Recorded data

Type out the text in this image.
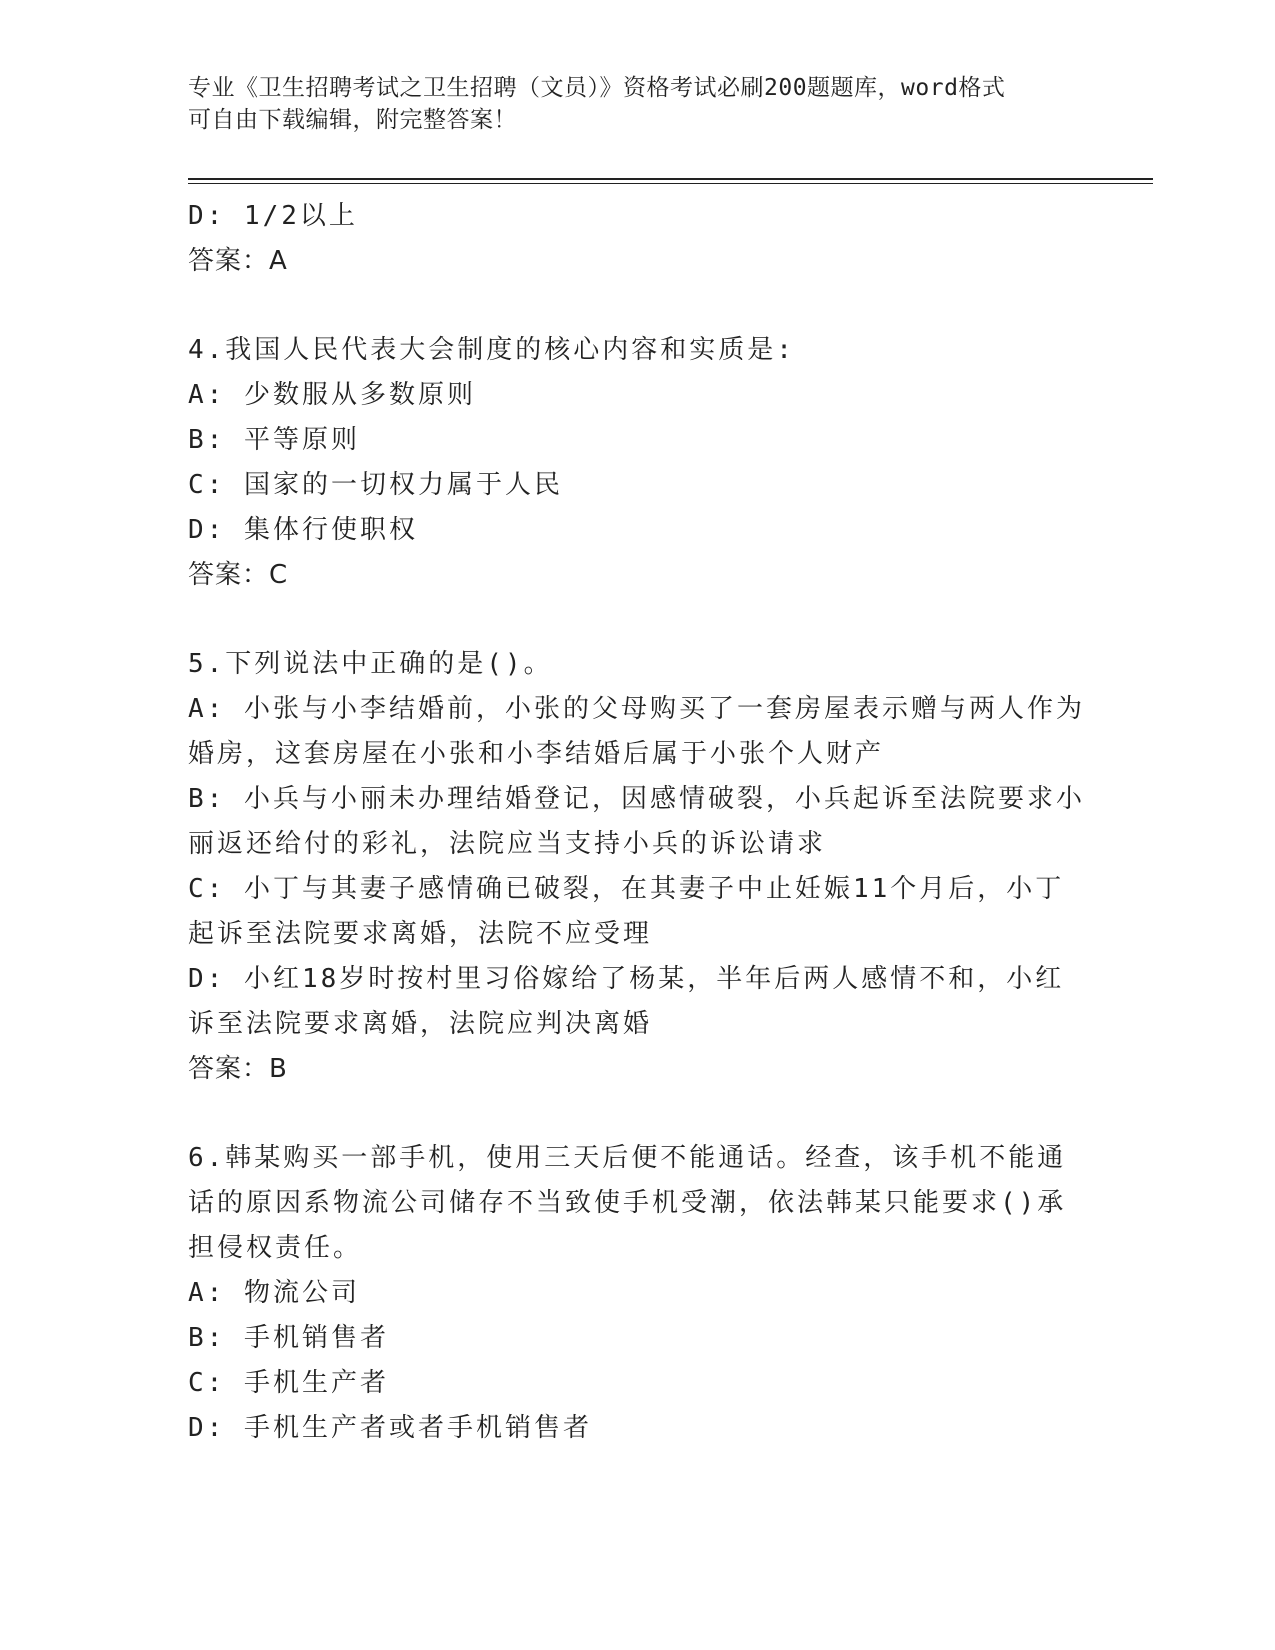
专业《卫生招聘考试之卫生招聘（文员）》资格考试必刷200题题库，word格式
可自由下载编辑，附完整答案！
D: 1/2以上
答案：A
4.我国人民代表大会制度的核心内容和实质是:
A: 少数服从多数原则
B: 平等原则
C: 国家的一切权力属于人民
D: 集体行使职权
答案：C
5.下列说法中正确的是()。
A: 小张与小李结婚前，小张的父母购买了一套房屋表示赠与两人作为
婚房，这套房屋在小张和小李结婚后属于小张个人财产
B: 小兵与小丽未办理结婚登记，因感情破裂，小兵起诉至法院要求小
丽返还给付的彩礼，法院应当支持小兵的诉讼请求
C: 小丁与其妻子感情确已破裂，在其妻子中止妊娠11个月后，小丁
起诉至法院要求离婚，法院不应受理
D: 小红18岁时按村里习俗嫁给了杨某，半年后两人感情不和，小红
诉至法院要求离婚，法院应判决离婚
答案：B
6.韩某购买一部手机，使用三天后便不能通话。经查，该手机不能通
话的原因系物流公司储存不当致使手机受潮，依法韩某只能要求()承
担侵权责任。
A: 物流公司
B: 手机销售者
C: 手机生产者
D: 手机生产者或者手机销售者
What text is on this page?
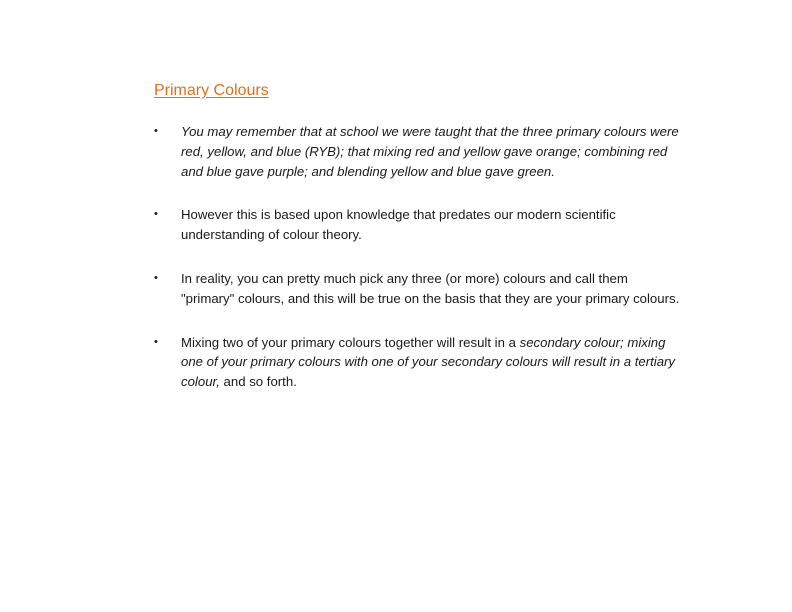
Primary Colours
• You may remember that at school we were taught that the three primary colours were red, yellow, and blue (RYB); that mixing red and yellow gave orange; combining red and blue gave purple; and blending yellow and blue gave green.
• However this is based upon knowledge that predates our modern scientific understanding of colour theory.
• In reality, you can pretty much pick any three (or more) colours and call them "primary" colours, and this will be true on the basis that they are your primary colours.
• Mixing two of your primary colours together will result in a secondary colour; mixing one of your primary colours with one of your secondary colours will result in a tertiary colour, and so forth.
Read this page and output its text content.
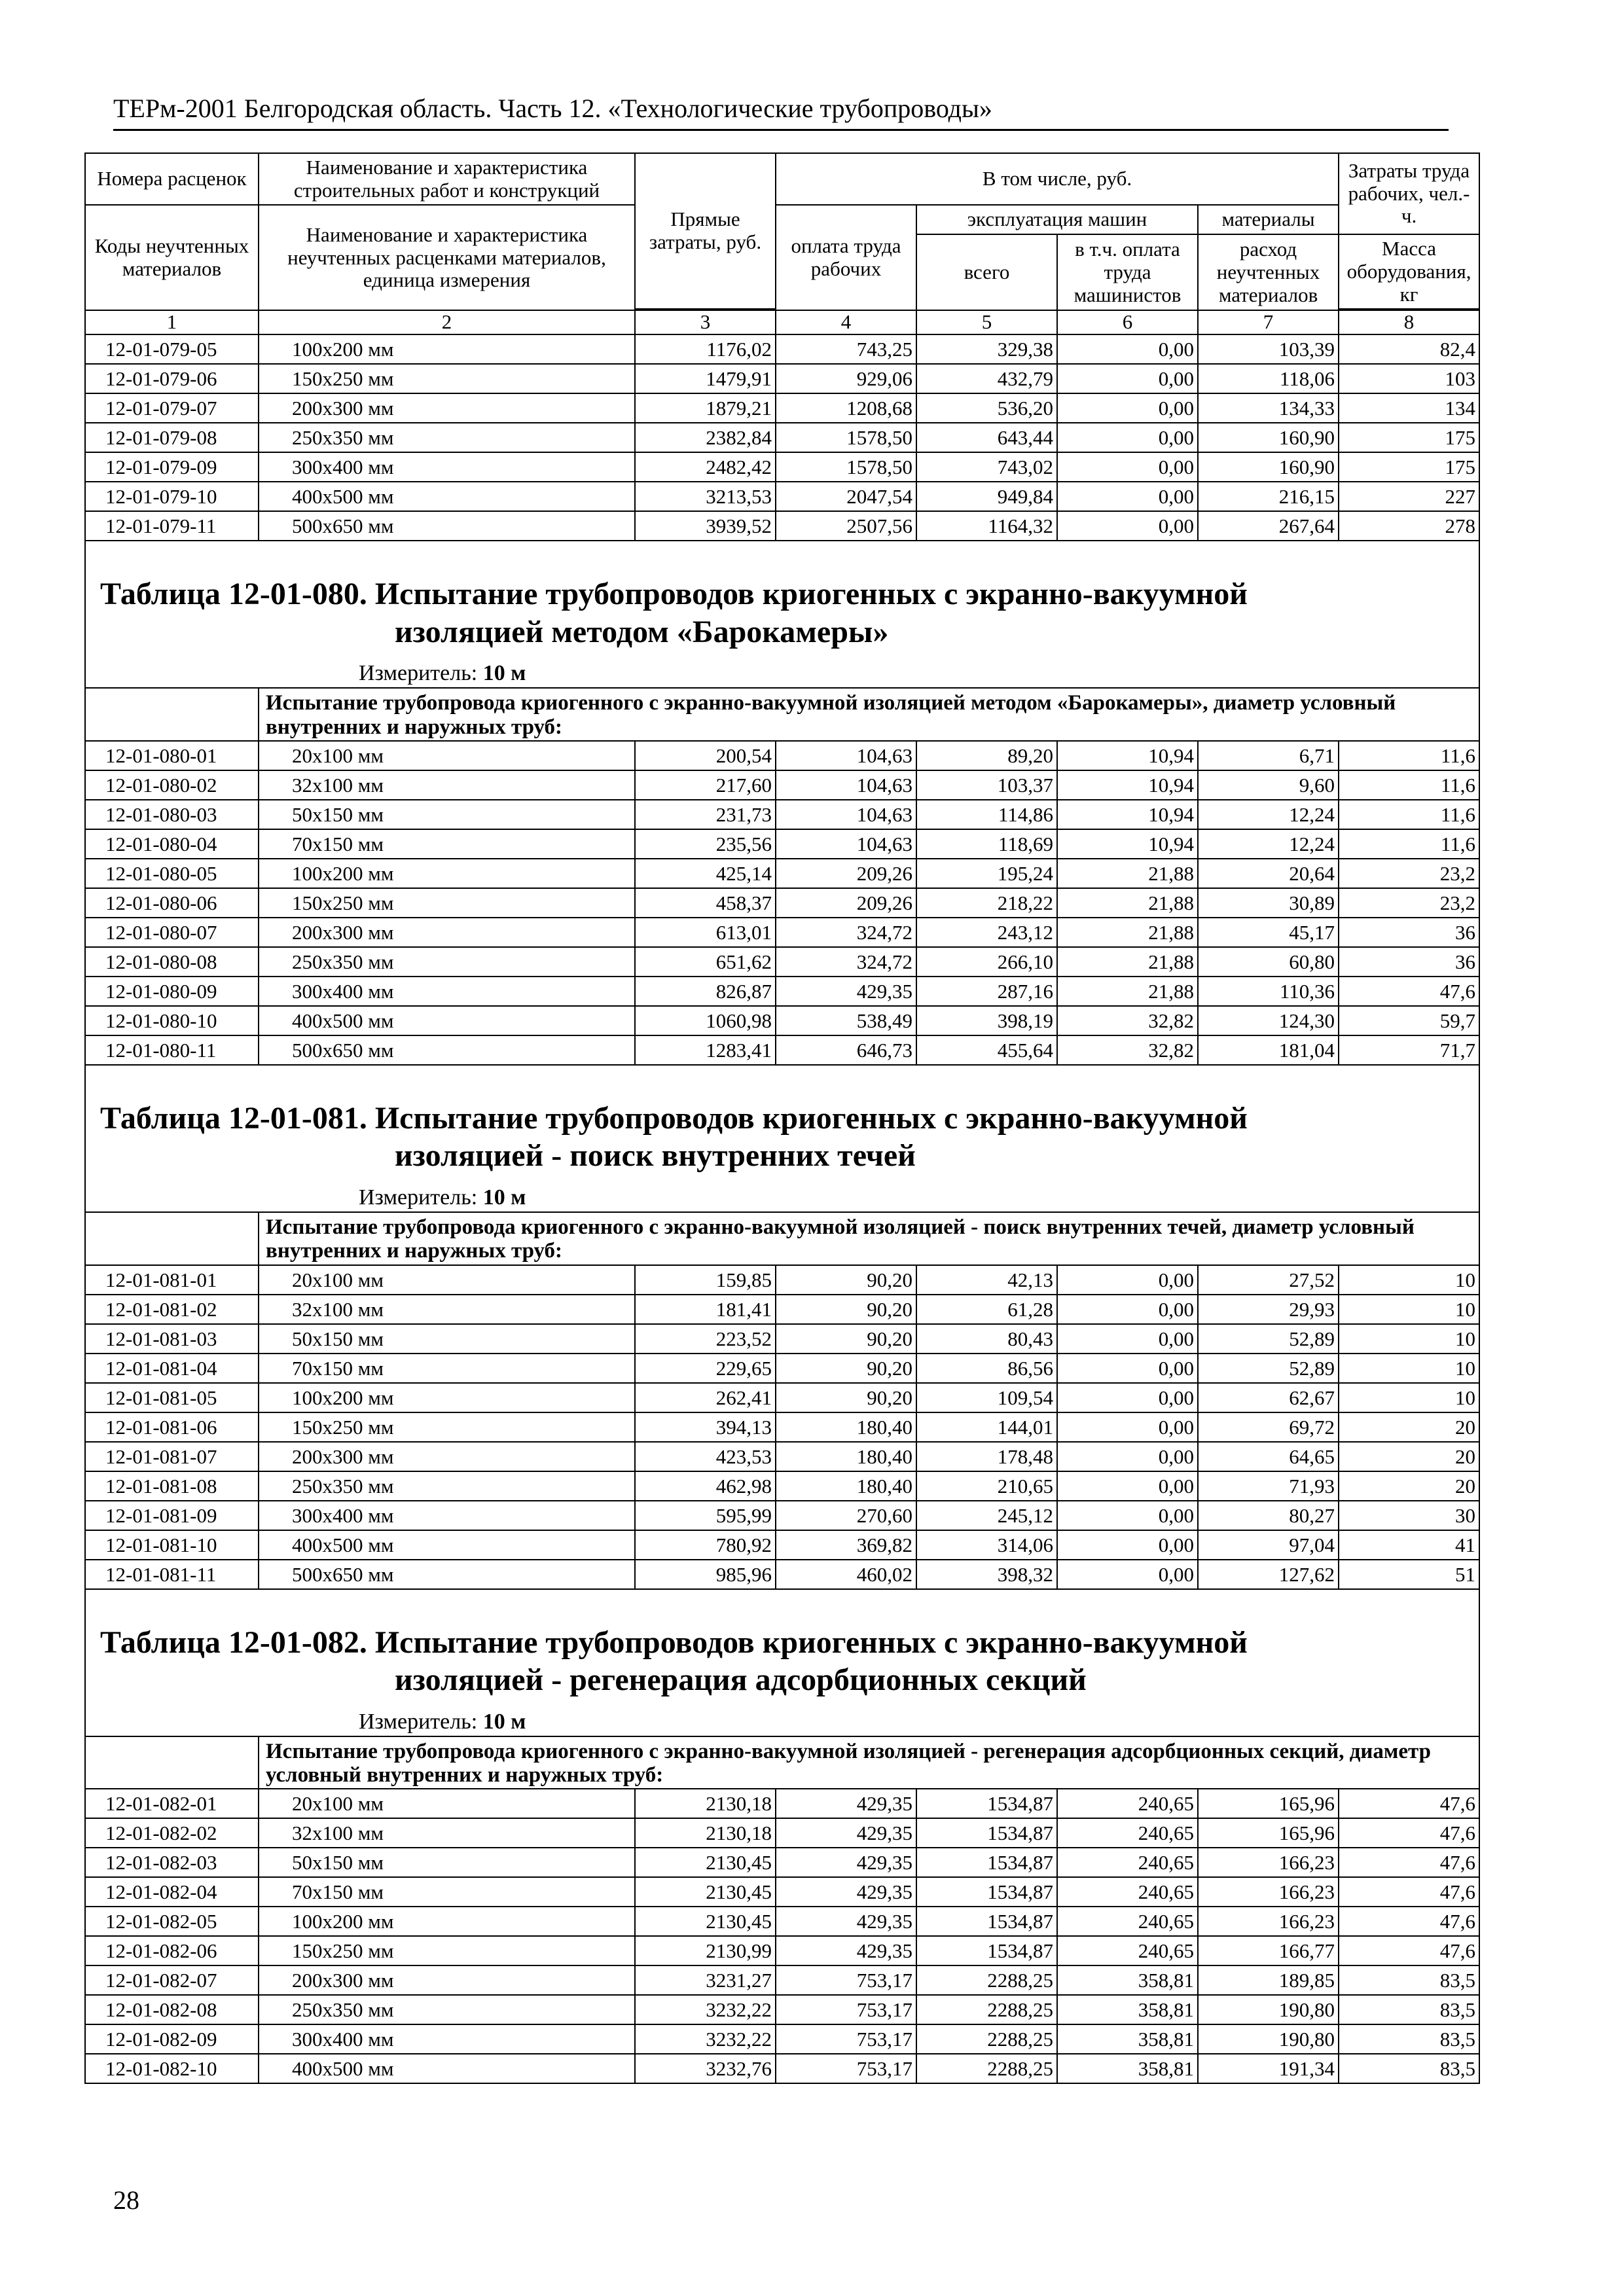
ТЕРм-2001 Белгородская область. Часть 12. «Технологические трубопроводы»
Номера расценок	Наименование и характеристика строительных работ и конструкций	Прямые затраты, руб.	В том числе, руб.				Затраты труда рабочих, чел.-ч.
Коды неучтенных материалов	Наименование и характеристика неучтенных расценками материалов, единица измерения		оплата труда рабочих	эксплуатация машин		материалы	
				всего	в т.ч. оплата труда машинистов	расход неучтенных материалов	Масса оборудования, кг

1	2	3	4	5	6	7	8
12-01-079-05	100x200 мм	1176,02	743,25	329,38	0,00	103,39	82,4
12-01-079-06	150x250 мм	1479,91	929,06	432,79	0,00	118,06	103
12-01-079-07	200x300 мм	1879,21	1208,68	536,20	0,00	134,33	134
12-01-079-08	250x350 мм	2382,84	1578,50	643,44	0,00	160,90	175
12-01-079-09	300x400 мм	2482,42	1578,50	743,02	0,00	160,90	175
12-01-079-10	400x500 мм	3213,53	2047,54	949,84	0,00	216,15	227
12-01-079-11	500x650 мм	3939,52	2507,56	1164,32	0,00	267,64	278

Таблица 12-01-080. Испытание трубопроводов криогенных с экранно-вакуумной
изоляцией методом «Барокамеры»
Измеритель: 10 м							

	Испытание трубопровода криогенного с экранно-вакуумной изоляцией методом «Барокамеры», диаметр условный внутренних и наружных труб:						
12-01-080-01	20x100 мм	200,54	104,63	89,20	10,94	6,71	11,6
12-01-080-02	32x100 мм	217,60	104,63	103,37	10,94	9,60	11,6
12-01-080-03	50x150 мм	231,73	104,63	114,86	10,94	12,24	11,6
12-01-080-04	70x150 мм	235,56	104,63	118,69	10,94	12,24	11,6
12-01-080-05	100x200 мм	425,14	209,26	195,24	21,88	20,64	23,2
12-01-080-06	150x250 мм	458,37	209,26	218,22	21,88	30,89	23,2
12-01-080-07	200x300 мм	613,01	324,72	243,12	21,88	45,17	36
12-01-080-08	250x350 мм	651,62	324,72	266,10	21,88	60,80	36
12-01-080-09	300x400 мм	826,87	429,35	287,16	21,88	110,36	47,6
12-01-080-10	400x500 мм	1060,98	538,49	398,19	32,82	124,30	59,7
12-01-080-11	500x650 мм	1283,41	646,73	455,64	32,82	181,04	71,7

Таблица 12-01-081. Испытание трубопроводов криогенных с экранно-вакуумной
изоляцией - поиск внутренних течей
Измеритель: 10 м							

	Испытание трубопровода криогенного с экранно-вакуумной изоляцией - поиск внутренних течей, диаметр условный внутренних и наружных труб:						
12-01-081-01	20x100 мм	159,85	90,20	42,13	0,00	27,52	10
12-01-081-02	32x100 мм	181,41	90,20	61,28	0,00	29,93	10
12-01-081-03	50x150 мм	223,52	90,20	80,43	0,00	52,89	10
12-01-081-04	70x150 мм	229,65	90,20	86,56	0,00	52,89	10
12-01-081-05	100x200 мм	262,41	90,20	109,54	0,00	62,67	10
12-01-081-06	150x250 мм	394,13	180,40	144,01	0,00	69,72	20
12-01-081-07	200x300 мм	423,53	180,40	178,48	0,00	64,65	20
12-01-081-08	250x350 мм	462,98	180,40	210,65	0,00	71,93	20
12-01-081-09	300x400 мм	595,99	270,60	245,12	0,00	80,27	30
12-01-081-10	400x500 мм	780,92	369,82	314,06	0,00	97,04	41
12-01-081-11	500x650 мм	985,96	460,02	398,32	0,00	127,62	51

Таблица 12-01-082. Испытание трубопроводов криогенных с экранно-вакуумной
изоляцией - регенерация адсорбционных секций
Измеритель: 10 м							

	Испытание трубопровода криогенного с экранно-вакуумной изоляцией - регенерация адсорбционных секций, диаметр условный внутренних и наружных труб:						
12-01-082-01	20x100 мм	2130,18	429,35	1534,87	240,65	165,96	47,6
12-01-082-02	32x100 мм	2130,18	429,35	1534,87	240,65	165,96	47,6
12-01-082-03	50x150 мм	2130,45	429,35	1534,87	240,65	166,23	47,6
12-01-082-04	70x150 мм	2130,45	429,35	1534,87	240,65	166,23	47,6
12-01-082-05	100x200 мм	2130,45	429,35	1534,87	240,65	166,23	47,6
12-01-082-06	150x250 мм	2130,99	429,35	1534,87	240,65	166,77	47,6
12-01-082-07	200x300 мм	3231,27	753,17	2288,25	358,81	189,85	83,5
12-01-082-08	250x350 мм	3232,22	753,17	2288,25	358,81	190,80	83,5
12-01-082-09	300x400 мм	3232,22	753,17	2288,25	358,81	190,80	83,5
12-01-082-10	400x500 мм	3232,76	753,17	2288,25	358,81	191,34	83,5
28
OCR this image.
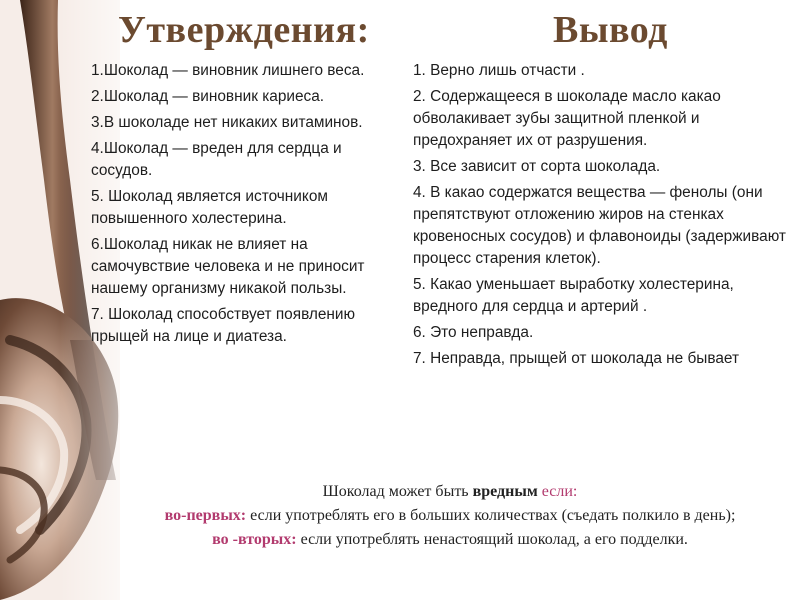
Утверждения:	Вывод

1.Шоколад — виновник лишнего веса.

2.Шоколад — виновник кариеса.

3.В шоколаде нет никаких витаминов.

4.Шоколад — вреден для сердца и сосудов.

5. Шоколад является источником повышенного холестерина.

6.Шоколад никак не влияет на самочувствие человека и не приносит нашему организму никакой пользы.

7. Шоколад способствует появлению прыщей на лице и диатеза.

1. Верно лишь отчасти .

2. Содержащееся в шоколаде масло какао обволакивает зубы защитной пленкой и предохраняет их от разрушения.

3. Все зависит от сорта шоколада.

4. В какао содержатся вещества — фенолы (они препятствуют отложению жиров на стенках кровеносных сосудов) и флавоноиды (задерживают процесс старения клеток).

5. Какао уменьшает выработку холестерина, вредного для сердца и артерий .

6. Это неправда.

7. Неправда, прыщей от шоколада не бывает

Шоколад может быть вредным если:

во-первых: если употреблять его в больших количествах (съедать полкило в день);

во -вторых: если употреблять ненастоящий шоколад, а его подделки.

▶ Given problem
From the records above, copy every line that holds the word "холестерина".

▶ Final result
5. Шоколад является источником повышенного холестерина.
5. Какао уменьшает выработку холестерина, вредного для сердца и артерий .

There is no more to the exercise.